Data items
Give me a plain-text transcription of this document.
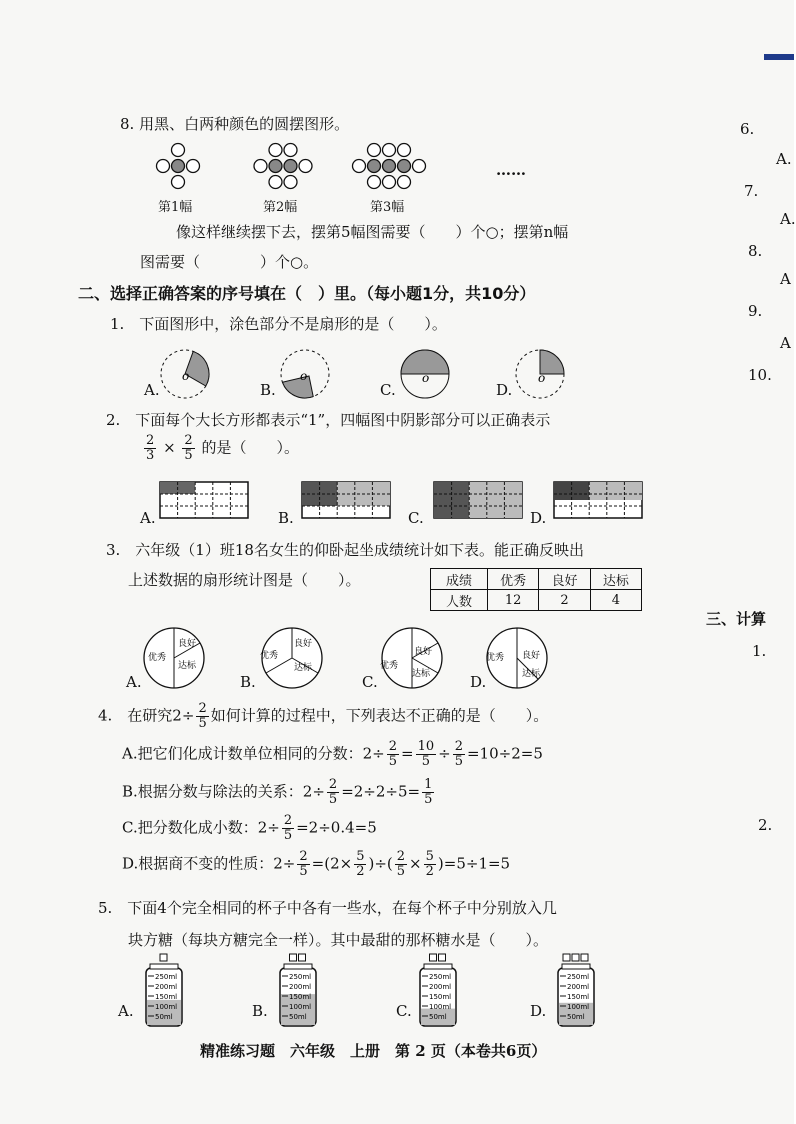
8. 用黑、白两种颜色的圆摆图形。
第1幅	第2幅	第3幅
……
像这样继续摆下去，摆第5幅图需要（　　）个○；摆第n幅
图需要（　　　　）个○。
二、选择正确答案的序号填在（　）里。（每小题1分，共10分）
1.　下面图形中，涂色部分不是扇形的是（　　）。
o	o	o	o
A.	B.	C.	D.
2.　下面每个大长方形都表示“1”，四幅图中阴影部分可以正确表示
$\frac{2}{3} \times \frac{2}{5}$ 的是（　　）。
A.	B.	C.	D.
3.　六年级（1）班18名女生的仰卧起坐成绩统计如下表。能正确反映出
上述数据的扇形统计图是（　　）。	成绩	优秀	良好	达标
人数	12	2	4
优秀
良好
达标
优秀
良好
达标	优秀
良好
达标
优秀 良好
达标
A.	B.	C.	D.
4.　在研究$2\div \frac{2}{5}$ 如何计算的过程中，下列表达不正确的是（　　）。
A.把它们化成计数单位相同的分数：$2\div \frac{2}{5} = \frac{10}{5} \div \frac{2}{5} =10\div 2=5$
B.根据分数与除法的关系：$2\div \frac{2}{5} =2\div 2\div 5= \frac{1}{5}$
C.把分数化成小数：$2\div \frac{2}{5} =2\div 0.4=5$
D.根据商不变的性质：$2\div \frac{2}{5} =(2\times \frac{5}{2}$ )÷( $\frac{2}{5} \times \frac{5}{2} )=5\div 1=5$
5.　下面4个完全相同的杯子中各有一些水，在每个杯子中分别放入几
块方糖（每块方糖完全一样）。其中最甜的那杯糖水是（　　）。
250ml
200ml
150ml
100ml
50ml
250ml
200ml
150ml
100ml
50ml
250ml
200ml
150ml
100ml
50ml
250ml
200ml
150ml
100ml
50ml
A.	B.	C.	D.
精准练习题　六年级　上册　第 2 页（本卷共6页）
6.
A.
7.
A.
8.
A
9.
A
10.
三、计算
1.
2.
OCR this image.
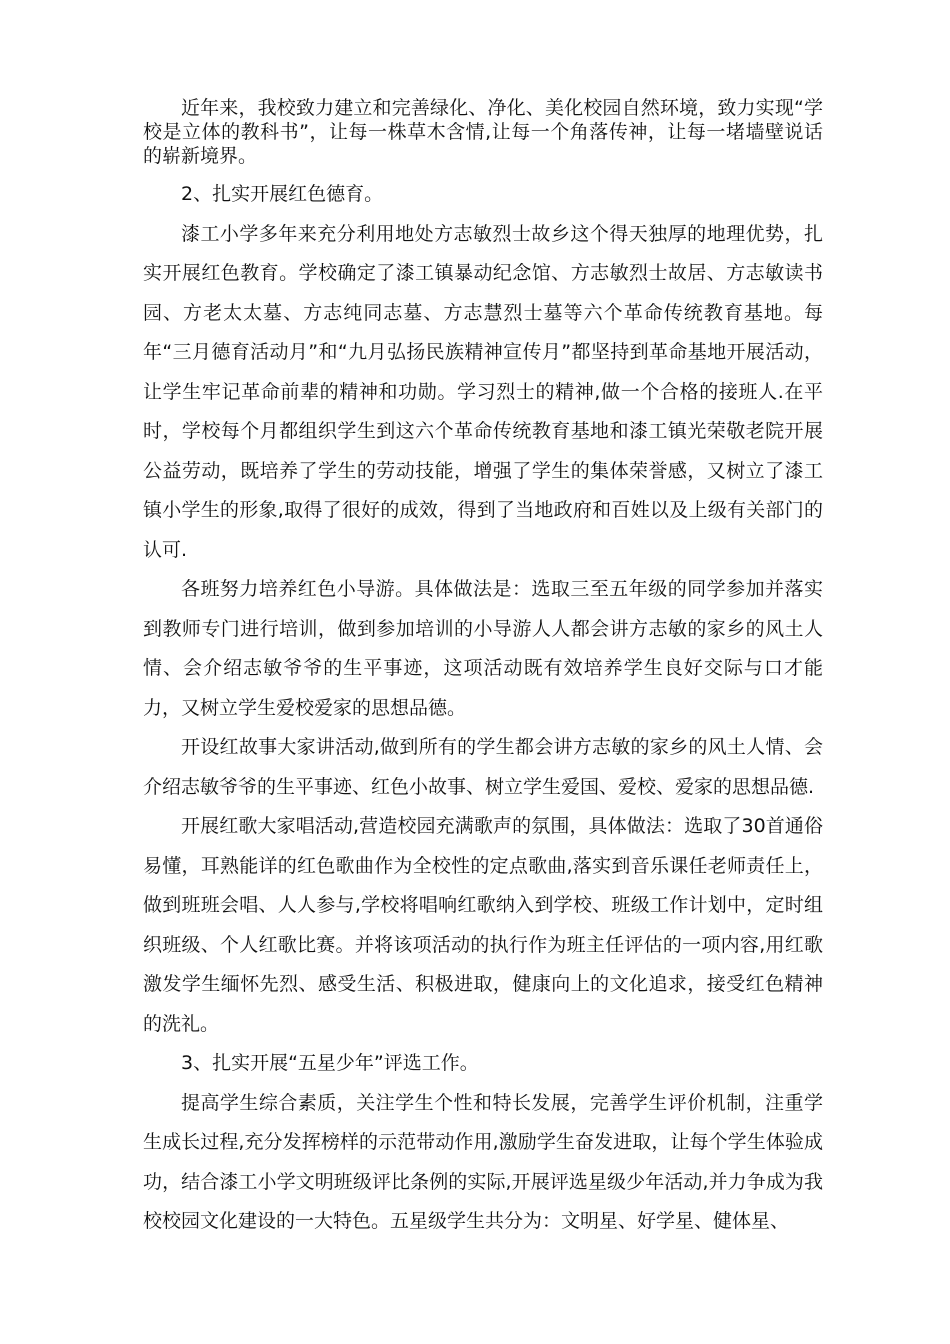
近年来，我校致力建立和完善绿化、净化、美化校园自然环境，致力实现“学校是立体的教科书”，让每一株草木含情,让每一个角落传神，让每一堵墙壁说话的崭新境界。

2、扎实开展红色德育。

漆工小学多年来充分利用地处方志敏烈士故乡这个得天独厚的地理优势，扎实开展红色教育。学校确定了漆工镇暴动纪念馆、方志敏烈士故居、方志敏读书园、方老太太墓、方志纯同志墓、方志慧烈士墓等六个革命传统教育基地。每年“三月德育活动月”和“九月弘扬民族精神宣传月”都坚持到革命基地开展活动，让学生牢记革命前辈的精神和功勋。学习烈士的精神,做一个合格的接班人.在平时，学校每个月都组织学生到这六个革命传统教育基地和漆工镇光荣敬老院开展公益劳动，既培养了学生的劳动技能，增强了学生的集体荣誉感，又树立了漆工镇小学生的形象,取得了很好的成效，得到了当地政府和百姓以及上级有关部门的认可.

各班努力培养红色小导游。具体做法是：选取三至五年级的同学参加并落实到教师专门进行培训，做到参加培训的小导游人人都会讲方志敏的家乡的风土人情、会介绍志敏爷爷的生平事迹，这项活动既有效培养学生良好交际与口才能力，又树立学生爱校爱家的思想品德。

开设红故事大家讲活动,做到所有的学生都会讲方志敏的家乡的风土人情、会介绍志敏爷爷的生平事迹、红色小故事、树立学生爱国、爱校、爱家的思想品德.

开展红歌大家唱活动,营造校园充满歌声的氛围，具体做法：选取了30首通俗易懂，耳熟能详的红色歌曲作为全校性的定点歌曲,落实到音乐课任老师责任上，做到班班会唱、人人参与,学校将唱响红歌纳入到学校、班级工作计划中，定时组织班级、个人红歌比赛。并将该项活动的执行作为班主任评估的一项内容,用红歌激发学生缅怀先烈、感受生活、积极进取，健康向上的文化追求，接受红色精神的洗礼。

3、扎实开展“五星少年”评选工作。

提高学生综合素质，关注学生个性和特长发展，完善学生评价机制，注重学生成长过程,充分发挥榜样的示范带动作用,激励学生奋发进取，让每个学生体验成功，结合漆工小学文明班级评比条例的实际,开展评选星级少年活动,并力争成为我校校园文化建设的一大特色。五星级学生共分为：文明星、好学星、健体星、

# [SET PROBLEM]
Pictures in the records should not appear in your copy, but everything else must be transcribed exactly.

# [FINAL ANSWER]
Give me a plain-text transcription of this document.
8. 用黑、白两种颜色的圆摆图形。
第1幅	第2幅	第3幅
……
像这样继续摆下去，摆第5幅图需要（　　）个○；摆第n幅
图需要（　　　　）个○。
二、选择正确答案的序号填在（　）里。（每小题1分，共10分）
1.　下面图形中，涂色部分不是扇形的是（　　）。
o	o	o	o
A.	B.	C.	D.
2.　下面每个大长方形都表示“1”，四幅图中阴影部分可以正确表示
$\frac{2}{3} \times \frac{2}{5}$ 的是（　　）。
A.	B.	C.	D.
3.　六年级（1）班18名女生的仰卧起坐成绩统计如下表。能正确反映出
上述数据的扇形统计图是（　　）。	成绩	优秀	良好	达标
人数	12	2	4
优秀
良好
达标
优秀
良好
达标	优秀
良好
达标
优秀 良好
达标
A.	B.	C.	D.
4.　在研究$2\div \frac{2}{5}$ 如何计算的过程中，下列表达不正确的是（　　）。
A.把它们化成计数单位相同的分数：$2\div \frac{2}{5} = \frac{10}{5} \div \frac{2}{5} =10\div 2=5$
B.根据分数与除法的关系：$2\div \frac{2}{5} =2\div 2\div 5= \frac{1}{5}$
C.把分数化成小数：$2\div \frac{2}{5} =2\div 0.4=5$
D.根据商不变的性质：$2\div \frac{2}{5} =(2\times \frac{5}{2}$ )÷( $\frac{2}{5} \times \frac{5}{2} )=5\div 1=5$
5.　下面4个完全相同的杯子中各有一些水，在每个杯子中分别放入几
块方糖（每块方糖完全一样）。其中最甜的那杯糖水是（　　）。
250ml
200ml
150ml
100ml
50ml
250ml
200ml
150ml
100ml
50ml
250ml
200ml
150ml
100ml
50ml
250ml
200ml
150ml
100ml
50ml
A.	B.	C.	D.
精准练习题　六年级　上册　第 2 页（本卷共6页）
6.
A.
7.
A.
8.
A
9.
A
10.
三、计算
1.
2.
OCR this image.
近年来，我校致力建立和完善绿化、净化、美化校园自然环境，致力实现“学校是立体的教科书”，让每一株草木含情,让每一个角落传神，让每一堵墙壁说话的崭新境界。

2、扎实开展红色德育。

漆工小学多年来充分利用地处方志敏烈士故乡这个得天独厚的地理优势，扎实开展红色教育。学校确定了漆工镇暴动纪念馆、方志敏烈士故居、方志敏读书园、方老太太墓、方志纯同志墓、方志慧烈士墓等六个革命传统教育基地。每年“三月德育活动月”和“九月弘扬民族精神宣传月”都坚持到革命基地开展活动，让学生牢记革命前辈的精神和功勋。学习烈士的精神,做一个合格的接班人.在平时，学校每个月都组织学生到这六个革命传统教育基地和漆工镇光荣敬老院开展公益劳动，既培养了学生的劳动技能，增强了学生的集体荣誉感，又树立了漆工镇小学生的形象,取得了很好的成效，得到了当地政府和百姓以及上级有关部门的认可.

各班努力培养红色小导游。具体做法是：选取三至五年级的同学参加并落实到教师专门进行培训，做到参加培训的小导游人人都会讲方志敏的家乡的风土人情、会介绍志敏爷爷的生平事迹，这项活动既有效培养学生良好交际与口才能力，又树立学生爱校爱家的思想品德。

开设红故事大家讲活动,做到所有的学生都会讲方志敏的家乡的风土人情、会介绍志敏爷爷的生平事迹、红色小故事、树立学生爱国、爱校、爱家的思想品德.

开展红歌大家唱活动,营造校园充满歌声的氛围，具体做法：选取了30首通俗易懂，耳熟能详的红色歌曲作为全校性的定点歌曲,落实到音乐课任老师责任上，做到班班会唱、人人参与,学校将唱响红歌纳入到学校、班级工作计划中，定时组织班级、个人红歌比赛。并将该项活动的执行作为班主任评估的一项内容,用红歌激发学生缅怀先烈、感受生活、积极进取，健康向上的文化追求，接受红色精神的洗礼。

3、扎实开展“五星少年”评选工作。

提高学生综合素质，关注学生个性和特长发展，完善学生评价机制，注重学生成长过程,充分发挥榜样的示范带动作用,激励学生奋发进取，让每个学生体验成功，结合漆工小学文明班级评比条例的实际,开展评选星级少年活动,并力争成为我校校园文化建设的一大特色。五星级学生共分为：文明星、好学星、健体星、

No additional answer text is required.